▶ [What is expected] Please write out the material that follows, exactly as it stands.

▶ [Entries]
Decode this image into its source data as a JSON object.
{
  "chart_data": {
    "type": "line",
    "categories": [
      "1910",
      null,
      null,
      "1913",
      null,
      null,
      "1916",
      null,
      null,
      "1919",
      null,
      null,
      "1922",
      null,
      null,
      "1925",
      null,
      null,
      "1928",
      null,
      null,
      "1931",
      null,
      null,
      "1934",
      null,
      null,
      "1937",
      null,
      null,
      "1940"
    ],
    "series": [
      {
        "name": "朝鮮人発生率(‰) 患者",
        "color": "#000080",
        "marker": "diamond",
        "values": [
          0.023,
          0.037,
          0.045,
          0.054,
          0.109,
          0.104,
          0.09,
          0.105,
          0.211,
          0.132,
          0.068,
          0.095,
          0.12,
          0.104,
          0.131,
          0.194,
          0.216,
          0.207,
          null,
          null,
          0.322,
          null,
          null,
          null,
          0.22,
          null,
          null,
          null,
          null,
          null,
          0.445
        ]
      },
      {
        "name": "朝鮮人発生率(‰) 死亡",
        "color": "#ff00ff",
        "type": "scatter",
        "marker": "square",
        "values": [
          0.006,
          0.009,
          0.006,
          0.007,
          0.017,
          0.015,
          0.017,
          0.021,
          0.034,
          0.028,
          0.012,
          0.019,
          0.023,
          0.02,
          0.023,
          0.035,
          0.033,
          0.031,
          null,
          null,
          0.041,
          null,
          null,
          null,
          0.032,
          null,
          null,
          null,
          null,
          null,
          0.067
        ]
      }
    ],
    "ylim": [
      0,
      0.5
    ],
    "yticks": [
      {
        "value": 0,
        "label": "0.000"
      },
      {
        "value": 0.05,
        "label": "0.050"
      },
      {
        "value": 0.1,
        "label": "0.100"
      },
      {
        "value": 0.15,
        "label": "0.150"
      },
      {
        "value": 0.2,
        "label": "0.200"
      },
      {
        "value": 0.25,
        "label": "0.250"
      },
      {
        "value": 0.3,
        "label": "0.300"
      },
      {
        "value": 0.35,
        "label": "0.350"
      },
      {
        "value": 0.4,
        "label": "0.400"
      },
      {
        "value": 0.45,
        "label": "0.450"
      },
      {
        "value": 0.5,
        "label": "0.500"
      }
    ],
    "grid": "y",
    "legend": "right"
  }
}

▶ [Solution to the exercise]
Decode this image into its source data as a JSON object.
{
  "chart_data": {
    "type": "line",
    "categories": [
      "1910",
      null,
      null,
      "1913",
      null,
      null,
      "1916",
      null,
      null,
      "1919",
      null,
      null,
      "1922",
      null,
      null,
      "1925",
      null,
      null,
      "1928",
      null,
      null,
      "1931",
      null,
      null,
      "1934",
      null,
      null,
      "1937",
      null,
      null,
      "1940"
    ],
    "series": [
      {
        "name": "朝鮮人発生率(‰) 患者",
        "color": "#000080",
        "marker": "diamond",
        "values": [
          0.023,
          0.037,
          0.045,
          0.054,
          0.109,
          0.104,
          0.09,
          0.105,
          0.211,
          0.132,
          0.068,
          0.095,
          0.12,
          0.104,
          0.131,
          0.194,
          0.216,
          0.207,
          null,
          null,
          0.322,
          null,
          null,
          null,
          0.22,
          null,
          null,
          null,
          null,
          null,
          0.445
        ]
      },
      {
        "name": "朝鮮人発生率(‰) 死亡",
        "color": "#ff00ff",
        "type": "scatter",
        "marker": "square",
        "values": [
          0.006,
          0.009,
          0.006,
          0.007,
          0.017,
          0.015,
          0.017,
          0.021,
          0.034,
          0.028,
          0.012,
          0.019,
          0.023,
          0.02,
          0.023,
          0.035,
          0.033,
          0.031,
          null,
          null,
          0.041,
          null,
          null,
          null,
          0.032,
          null,
          null,
          null,
          null,
          null,
          0.067
        ]
      }
    ],
    "ylim": [
      0,
      0.5
    ],
    "yticks": [
      {
        "value": 0,
        "label": "0.000"
      },
      {
        "value": 0.05,
        "label": "0.050"
      },
      {
        "value": 0.1,
        "label": "0.100"
      },
      {
        "value": 0.15,
        "label": "0.150"
      },
      {
        "value": 0.2,
        "label": "0.200"
      },
      {
        "value": 0.25,
        "label": "0.250"
      },
      {
        "value": 0.3,
        "label": "0.300"
      },
      {
        "value": 0.35,
        "label": "0.350"
      },
      {
        "value": 0.4,
        "label": "0.400"
      },
      {
        "value": 0.45,
        "label": "0.450"
      },
      {
        "value": 0.5,
        "label": "0.500"
      }
    ],
    "grid": "y",
    "legend": "right"
  }
}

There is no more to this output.